### WRITTEN INSTRUCTION
Report how many lines include the word "Партизанская", and nothing besides that number.

### DATASET
* * * * * * *

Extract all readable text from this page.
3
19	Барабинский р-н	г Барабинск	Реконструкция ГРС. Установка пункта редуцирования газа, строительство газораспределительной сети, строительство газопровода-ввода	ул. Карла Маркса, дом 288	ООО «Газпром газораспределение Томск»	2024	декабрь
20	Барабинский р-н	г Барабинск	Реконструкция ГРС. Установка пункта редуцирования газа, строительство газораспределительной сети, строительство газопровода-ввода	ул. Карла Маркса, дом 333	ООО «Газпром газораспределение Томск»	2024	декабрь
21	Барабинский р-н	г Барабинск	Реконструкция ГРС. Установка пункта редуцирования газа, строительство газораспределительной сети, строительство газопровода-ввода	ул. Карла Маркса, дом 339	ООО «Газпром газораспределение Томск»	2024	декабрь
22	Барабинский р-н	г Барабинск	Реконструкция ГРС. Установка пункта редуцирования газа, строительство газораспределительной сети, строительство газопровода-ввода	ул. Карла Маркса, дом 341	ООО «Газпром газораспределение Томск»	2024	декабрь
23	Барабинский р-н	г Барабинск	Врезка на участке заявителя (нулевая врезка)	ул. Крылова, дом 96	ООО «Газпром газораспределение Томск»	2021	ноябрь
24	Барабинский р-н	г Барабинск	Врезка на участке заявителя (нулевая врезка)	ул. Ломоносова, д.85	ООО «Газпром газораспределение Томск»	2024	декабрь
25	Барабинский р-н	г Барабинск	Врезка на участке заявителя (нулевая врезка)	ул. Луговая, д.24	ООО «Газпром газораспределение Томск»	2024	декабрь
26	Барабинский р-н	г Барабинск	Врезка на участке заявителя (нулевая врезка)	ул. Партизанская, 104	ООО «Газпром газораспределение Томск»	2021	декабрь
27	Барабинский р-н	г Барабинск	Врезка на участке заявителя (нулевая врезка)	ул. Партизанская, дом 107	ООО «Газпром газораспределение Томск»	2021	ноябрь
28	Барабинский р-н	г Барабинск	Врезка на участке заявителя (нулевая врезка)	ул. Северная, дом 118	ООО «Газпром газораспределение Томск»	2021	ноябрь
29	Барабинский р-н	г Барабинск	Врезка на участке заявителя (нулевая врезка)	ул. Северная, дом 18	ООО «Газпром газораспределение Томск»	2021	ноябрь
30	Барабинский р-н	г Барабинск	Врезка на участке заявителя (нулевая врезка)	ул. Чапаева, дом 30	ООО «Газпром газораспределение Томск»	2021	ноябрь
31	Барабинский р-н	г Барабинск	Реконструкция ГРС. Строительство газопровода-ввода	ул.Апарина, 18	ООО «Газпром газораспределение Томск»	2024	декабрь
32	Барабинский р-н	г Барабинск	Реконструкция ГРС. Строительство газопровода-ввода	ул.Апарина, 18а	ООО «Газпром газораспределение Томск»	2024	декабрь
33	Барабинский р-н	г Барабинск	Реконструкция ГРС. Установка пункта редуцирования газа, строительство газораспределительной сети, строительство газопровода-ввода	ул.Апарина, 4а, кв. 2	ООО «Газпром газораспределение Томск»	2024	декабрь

* * * * * * *

### RESULT FOR THIS TASK
2